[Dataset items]
# # #

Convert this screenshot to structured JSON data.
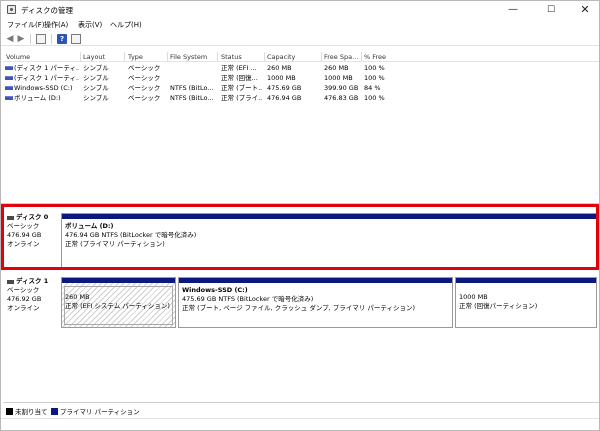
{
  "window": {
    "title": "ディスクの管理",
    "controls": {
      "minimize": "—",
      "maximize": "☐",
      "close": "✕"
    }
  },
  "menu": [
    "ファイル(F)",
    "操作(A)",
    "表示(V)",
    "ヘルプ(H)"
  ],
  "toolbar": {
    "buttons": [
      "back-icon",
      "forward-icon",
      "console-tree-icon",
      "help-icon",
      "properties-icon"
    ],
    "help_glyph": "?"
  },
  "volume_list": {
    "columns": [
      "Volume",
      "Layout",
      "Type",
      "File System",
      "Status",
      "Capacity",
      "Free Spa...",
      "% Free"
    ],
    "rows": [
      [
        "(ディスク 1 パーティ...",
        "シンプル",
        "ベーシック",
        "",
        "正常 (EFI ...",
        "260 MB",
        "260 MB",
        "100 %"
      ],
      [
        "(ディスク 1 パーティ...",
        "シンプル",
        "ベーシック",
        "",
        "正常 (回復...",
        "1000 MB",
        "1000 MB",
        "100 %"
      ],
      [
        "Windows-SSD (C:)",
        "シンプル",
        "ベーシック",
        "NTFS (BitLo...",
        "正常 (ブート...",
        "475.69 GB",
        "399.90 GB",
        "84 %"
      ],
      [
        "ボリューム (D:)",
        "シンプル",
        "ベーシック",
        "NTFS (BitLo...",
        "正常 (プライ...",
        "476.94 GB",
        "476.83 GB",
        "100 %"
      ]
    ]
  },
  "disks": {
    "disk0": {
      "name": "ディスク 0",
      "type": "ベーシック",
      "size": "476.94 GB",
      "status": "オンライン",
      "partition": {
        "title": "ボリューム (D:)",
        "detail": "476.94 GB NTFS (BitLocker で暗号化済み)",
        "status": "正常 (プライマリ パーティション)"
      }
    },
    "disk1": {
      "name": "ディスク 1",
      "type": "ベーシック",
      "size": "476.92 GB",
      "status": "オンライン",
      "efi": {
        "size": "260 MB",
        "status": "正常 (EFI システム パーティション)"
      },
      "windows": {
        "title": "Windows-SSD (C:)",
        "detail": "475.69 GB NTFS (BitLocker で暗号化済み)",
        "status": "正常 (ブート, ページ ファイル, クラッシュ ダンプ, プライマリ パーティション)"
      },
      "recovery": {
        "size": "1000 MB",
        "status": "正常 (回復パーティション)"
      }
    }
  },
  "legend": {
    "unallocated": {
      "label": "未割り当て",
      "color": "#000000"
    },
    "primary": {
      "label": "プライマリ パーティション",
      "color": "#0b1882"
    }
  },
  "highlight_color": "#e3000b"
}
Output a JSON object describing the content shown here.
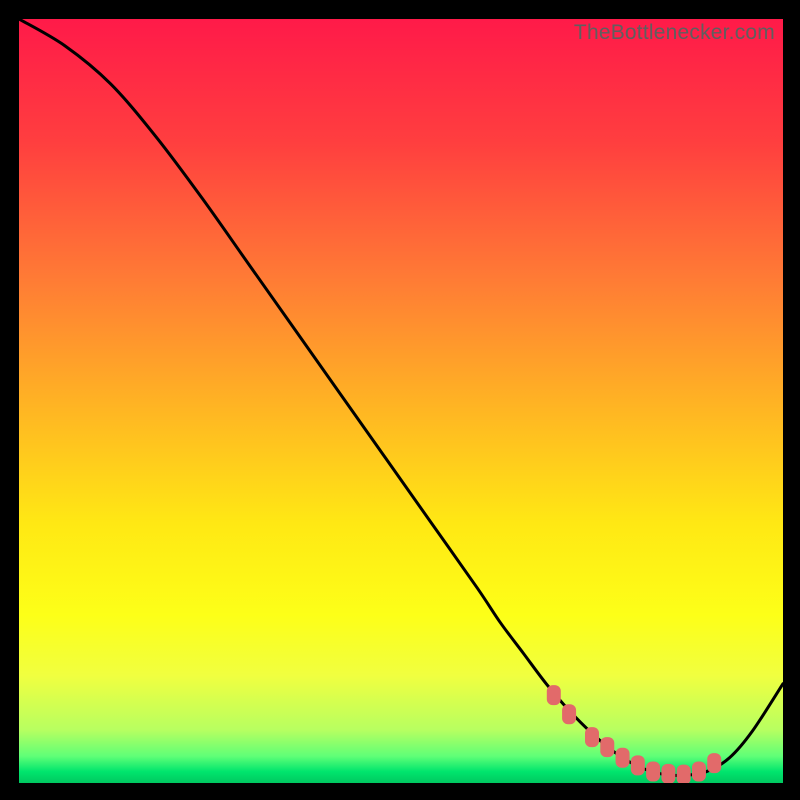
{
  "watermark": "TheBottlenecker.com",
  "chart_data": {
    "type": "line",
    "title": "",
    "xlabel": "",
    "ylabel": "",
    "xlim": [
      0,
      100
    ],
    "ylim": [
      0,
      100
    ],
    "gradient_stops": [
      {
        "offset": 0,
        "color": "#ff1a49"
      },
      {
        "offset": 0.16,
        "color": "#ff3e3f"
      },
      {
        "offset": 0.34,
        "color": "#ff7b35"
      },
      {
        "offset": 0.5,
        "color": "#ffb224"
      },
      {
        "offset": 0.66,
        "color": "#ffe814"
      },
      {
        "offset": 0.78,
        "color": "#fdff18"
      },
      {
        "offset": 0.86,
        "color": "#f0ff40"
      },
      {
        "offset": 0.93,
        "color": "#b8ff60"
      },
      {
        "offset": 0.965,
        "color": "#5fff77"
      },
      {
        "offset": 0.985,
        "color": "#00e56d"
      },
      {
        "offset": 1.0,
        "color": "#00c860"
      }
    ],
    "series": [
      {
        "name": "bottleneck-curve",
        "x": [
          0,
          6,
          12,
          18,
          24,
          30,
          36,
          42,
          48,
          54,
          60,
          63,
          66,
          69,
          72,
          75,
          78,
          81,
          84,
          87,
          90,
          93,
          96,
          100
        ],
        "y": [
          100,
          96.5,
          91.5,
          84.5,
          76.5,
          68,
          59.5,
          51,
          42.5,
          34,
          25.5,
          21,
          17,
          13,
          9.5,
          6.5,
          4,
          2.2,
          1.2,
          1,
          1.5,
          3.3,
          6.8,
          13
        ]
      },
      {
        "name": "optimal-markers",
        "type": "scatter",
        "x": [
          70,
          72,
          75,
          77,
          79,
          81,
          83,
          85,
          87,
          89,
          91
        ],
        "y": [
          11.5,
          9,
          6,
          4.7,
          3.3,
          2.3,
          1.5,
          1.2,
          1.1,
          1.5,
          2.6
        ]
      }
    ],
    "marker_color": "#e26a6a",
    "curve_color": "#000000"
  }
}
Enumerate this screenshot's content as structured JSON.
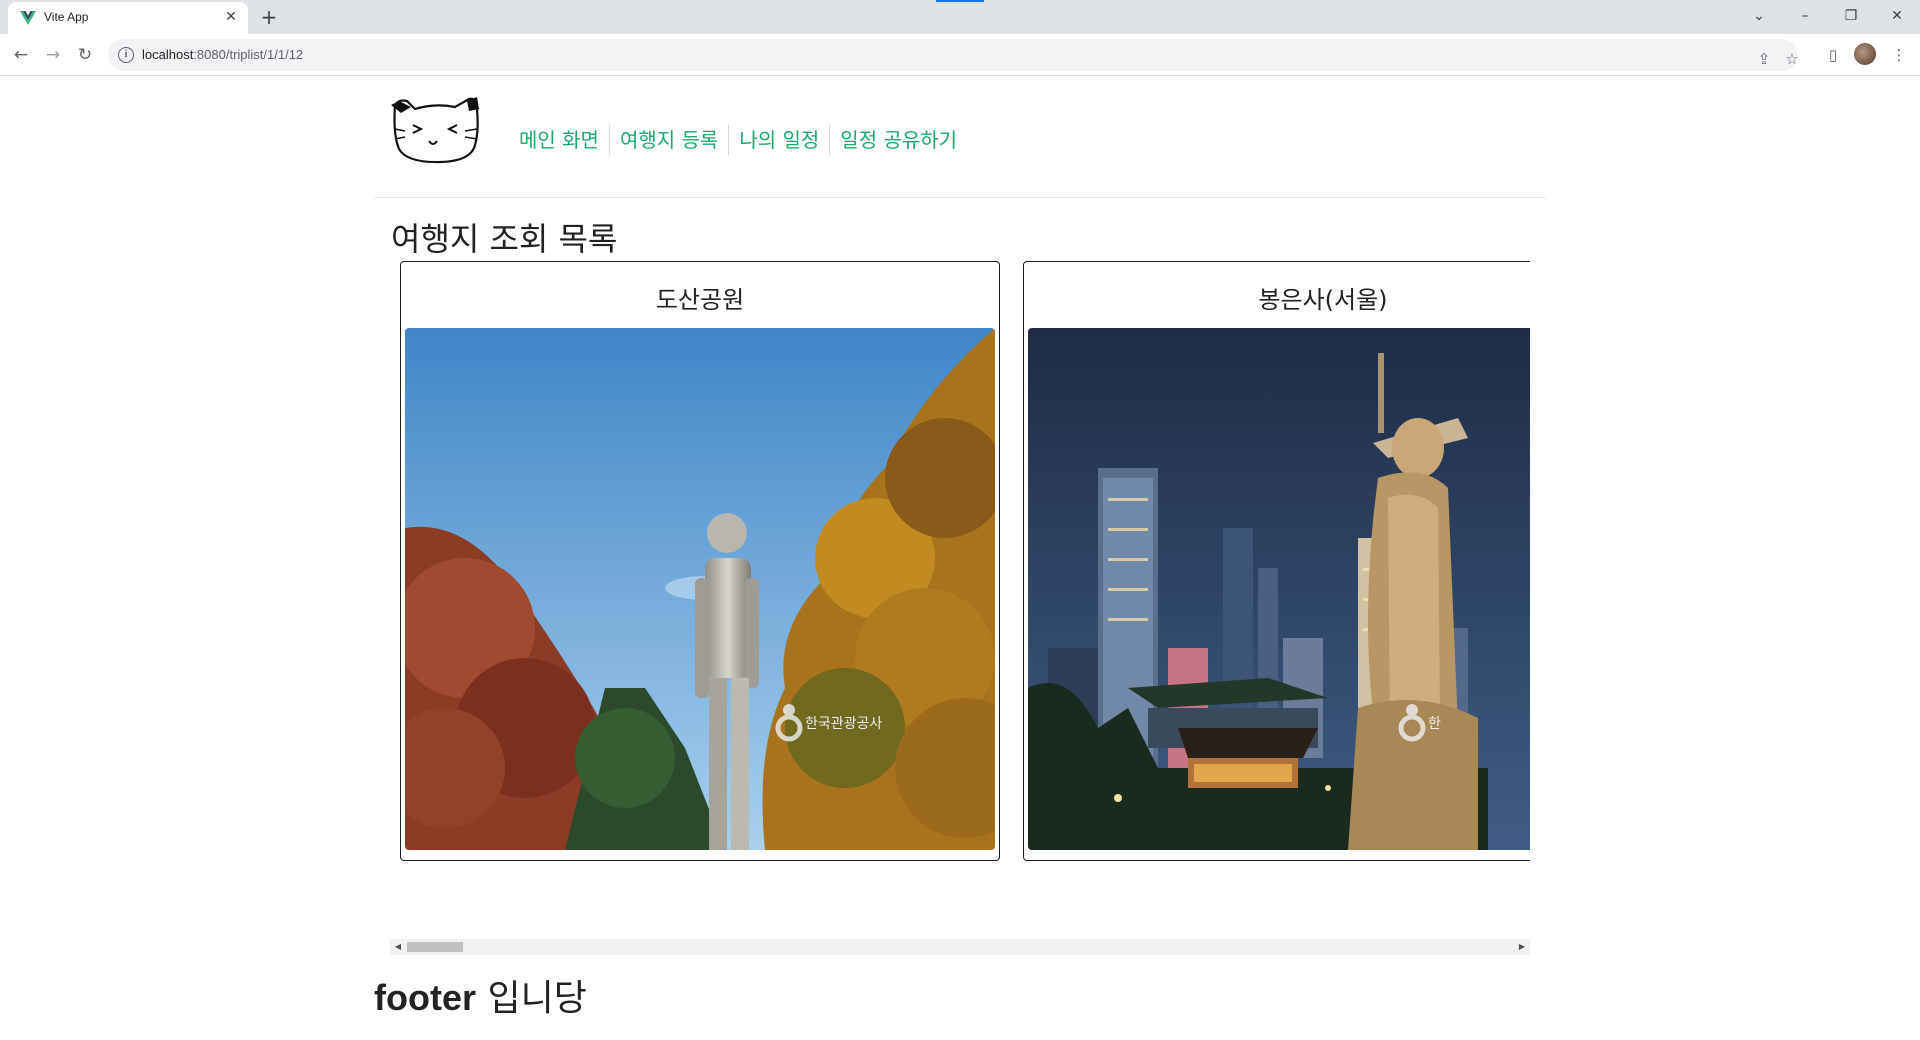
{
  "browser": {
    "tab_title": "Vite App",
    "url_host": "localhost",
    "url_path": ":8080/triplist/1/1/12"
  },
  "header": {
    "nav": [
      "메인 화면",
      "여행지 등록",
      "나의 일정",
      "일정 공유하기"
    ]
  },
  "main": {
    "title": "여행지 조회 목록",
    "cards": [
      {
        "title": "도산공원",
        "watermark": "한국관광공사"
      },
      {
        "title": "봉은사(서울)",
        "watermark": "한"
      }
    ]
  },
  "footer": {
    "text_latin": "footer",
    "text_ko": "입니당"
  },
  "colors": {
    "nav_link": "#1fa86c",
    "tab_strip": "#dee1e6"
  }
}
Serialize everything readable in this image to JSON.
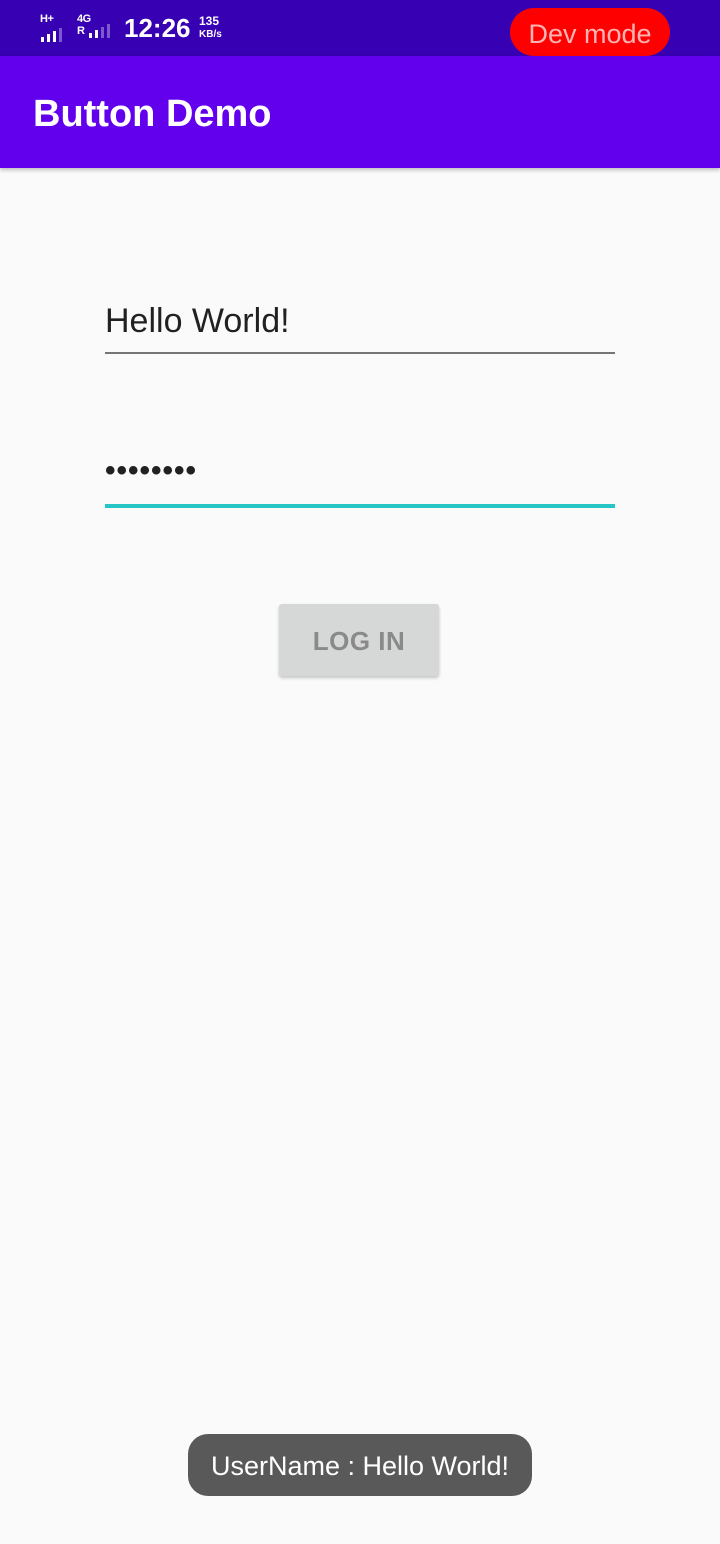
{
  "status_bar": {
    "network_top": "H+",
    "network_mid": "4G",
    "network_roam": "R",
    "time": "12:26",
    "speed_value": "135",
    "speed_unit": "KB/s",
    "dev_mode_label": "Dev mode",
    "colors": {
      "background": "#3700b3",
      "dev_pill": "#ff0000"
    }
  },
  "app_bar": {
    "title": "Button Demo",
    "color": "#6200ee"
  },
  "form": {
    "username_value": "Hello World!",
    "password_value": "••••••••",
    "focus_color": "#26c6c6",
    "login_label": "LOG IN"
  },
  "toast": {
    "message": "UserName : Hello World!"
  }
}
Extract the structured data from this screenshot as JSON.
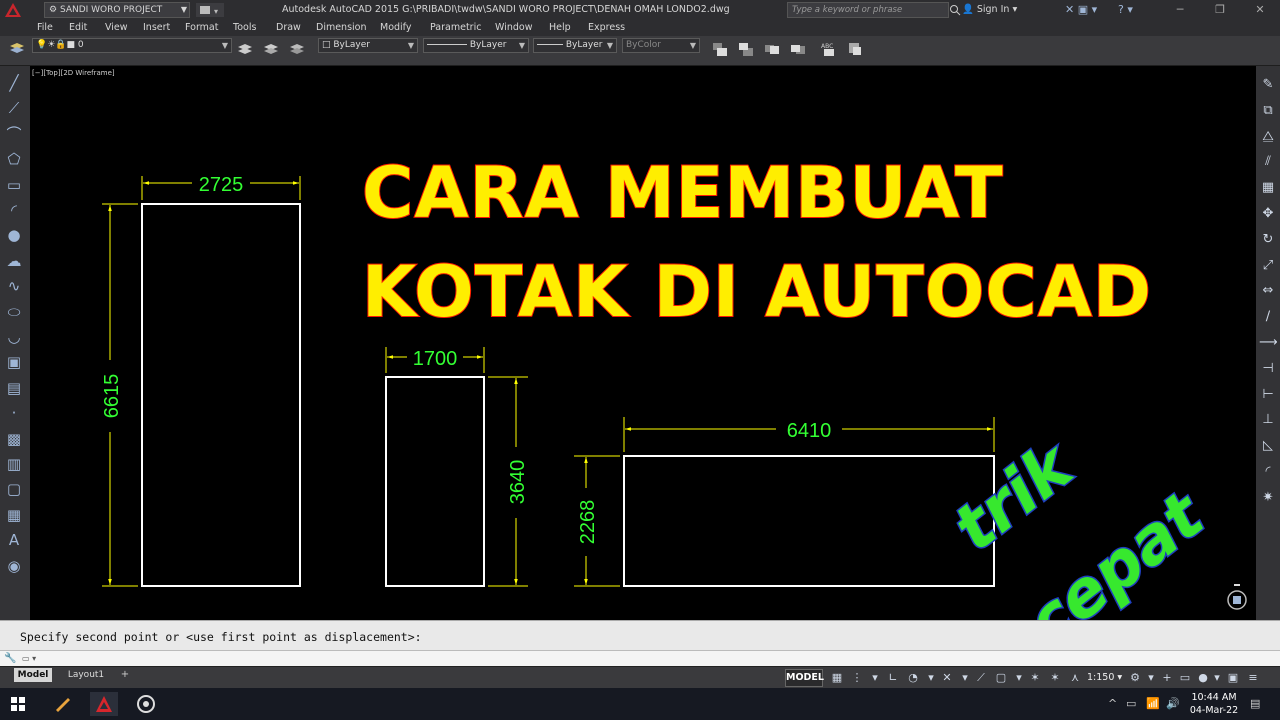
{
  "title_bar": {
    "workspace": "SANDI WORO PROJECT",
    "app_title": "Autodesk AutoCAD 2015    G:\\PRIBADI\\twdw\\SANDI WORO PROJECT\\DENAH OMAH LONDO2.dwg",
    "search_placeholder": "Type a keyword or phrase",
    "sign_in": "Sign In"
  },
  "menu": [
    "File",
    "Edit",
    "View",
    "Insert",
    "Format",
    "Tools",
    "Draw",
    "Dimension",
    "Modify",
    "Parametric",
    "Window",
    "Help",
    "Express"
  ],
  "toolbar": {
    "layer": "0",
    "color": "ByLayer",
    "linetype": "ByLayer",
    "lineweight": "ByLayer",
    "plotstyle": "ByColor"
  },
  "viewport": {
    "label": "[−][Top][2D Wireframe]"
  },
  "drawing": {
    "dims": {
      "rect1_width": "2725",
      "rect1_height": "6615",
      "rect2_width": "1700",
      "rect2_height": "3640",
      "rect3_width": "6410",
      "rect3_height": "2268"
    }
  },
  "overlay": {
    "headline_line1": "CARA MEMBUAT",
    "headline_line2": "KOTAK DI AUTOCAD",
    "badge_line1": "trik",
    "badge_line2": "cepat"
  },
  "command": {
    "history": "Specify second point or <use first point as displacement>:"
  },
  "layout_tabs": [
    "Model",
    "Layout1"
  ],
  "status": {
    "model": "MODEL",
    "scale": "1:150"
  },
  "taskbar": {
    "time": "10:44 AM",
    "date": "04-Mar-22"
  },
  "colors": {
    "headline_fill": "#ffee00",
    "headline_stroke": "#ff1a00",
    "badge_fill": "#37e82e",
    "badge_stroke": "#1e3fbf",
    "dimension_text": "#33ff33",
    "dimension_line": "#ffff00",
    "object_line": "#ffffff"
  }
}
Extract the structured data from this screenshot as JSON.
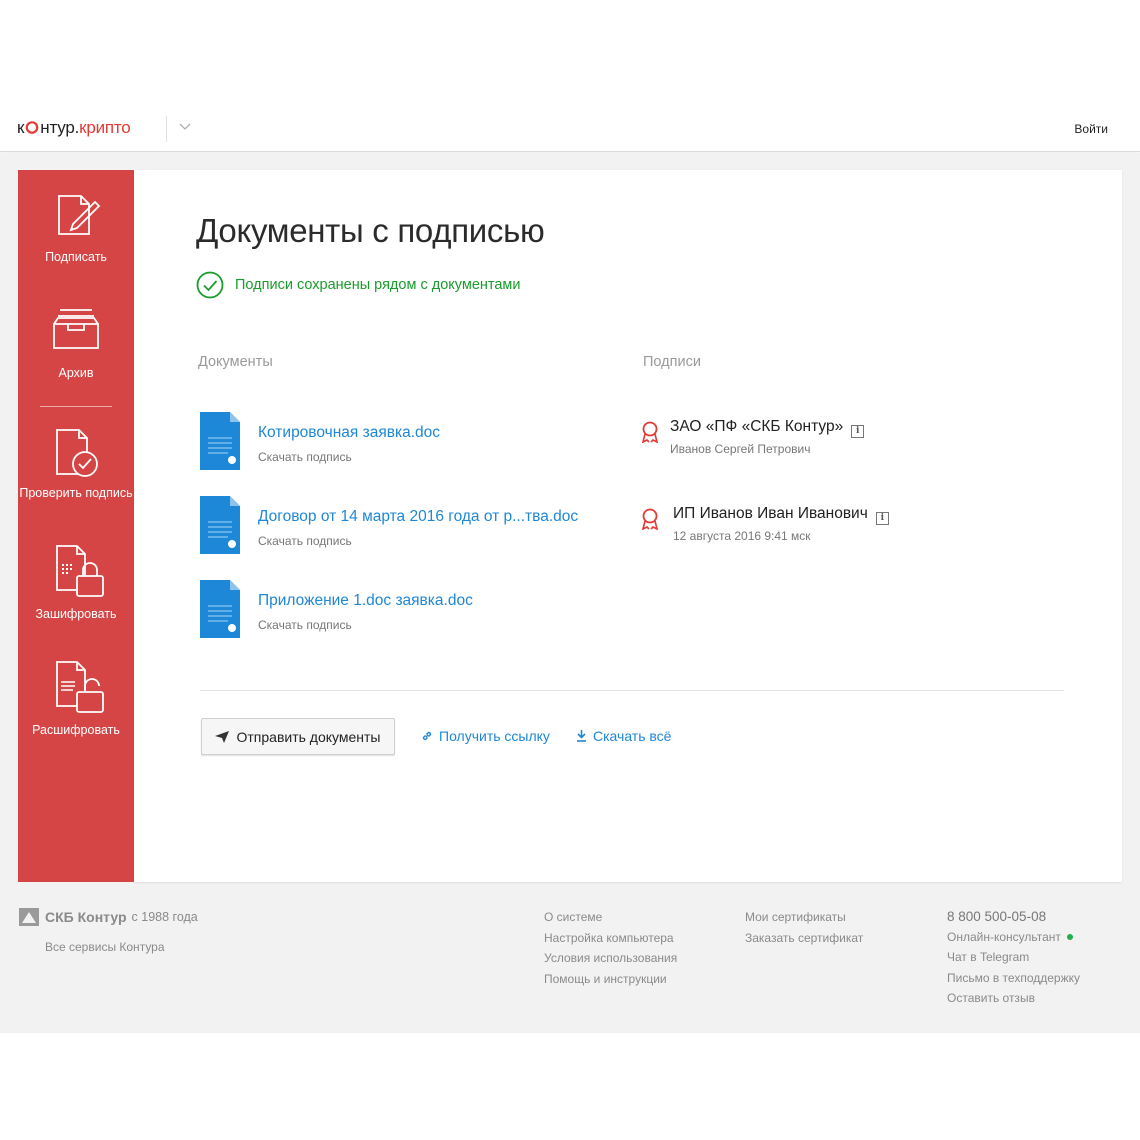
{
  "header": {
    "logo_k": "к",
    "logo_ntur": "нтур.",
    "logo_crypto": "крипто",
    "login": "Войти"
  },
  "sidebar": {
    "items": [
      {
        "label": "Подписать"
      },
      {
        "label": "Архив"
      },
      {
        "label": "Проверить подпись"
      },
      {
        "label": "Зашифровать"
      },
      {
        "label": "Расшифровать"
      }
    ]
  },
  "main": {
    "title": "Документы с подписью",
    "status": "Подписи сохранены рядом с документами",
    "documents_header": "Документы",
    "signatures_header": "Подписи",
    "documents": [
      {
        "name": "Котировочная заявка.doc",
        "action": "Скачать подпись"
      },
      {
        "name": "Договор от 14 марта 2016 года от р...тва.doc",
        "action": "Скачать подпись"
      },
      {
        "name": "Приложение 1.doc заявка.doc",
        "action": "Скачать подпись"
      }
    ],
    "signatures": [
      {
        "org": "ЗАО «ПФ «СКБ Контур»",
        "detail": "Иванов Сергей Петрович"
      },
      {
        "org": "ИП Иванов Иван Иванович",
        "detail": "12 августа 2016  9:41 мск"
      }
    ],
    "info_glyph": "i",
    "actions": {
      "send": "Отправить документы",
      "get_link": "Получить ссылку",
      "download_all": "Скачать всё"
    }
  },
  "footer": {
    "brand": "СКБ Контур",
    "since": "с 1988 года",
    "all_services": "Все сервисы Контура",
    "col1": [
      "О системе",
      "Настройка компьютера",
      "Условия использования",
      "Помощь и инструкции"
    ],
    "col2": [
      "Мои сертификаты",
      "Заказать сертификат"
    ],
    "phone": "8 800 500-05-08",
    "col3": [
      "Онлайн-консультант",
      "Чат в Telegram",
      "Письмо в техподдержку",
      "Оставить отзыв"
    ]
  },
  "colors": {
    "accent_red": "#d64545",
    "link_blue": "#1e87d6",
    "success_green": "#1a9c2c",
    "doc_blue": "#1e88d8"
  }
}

# # #

Show the lines from the data above that contain the string "JSON".

Convert this screenshot to structured JSON data.
Output a JSON object describing the content shown here.
Enumerate this screenshot's content as structured JSON.
Serialize everything readable in this image to JSON.
Extract the structured data from this screenshot as JSON.
Extract the structured data from this screenshot as JSON.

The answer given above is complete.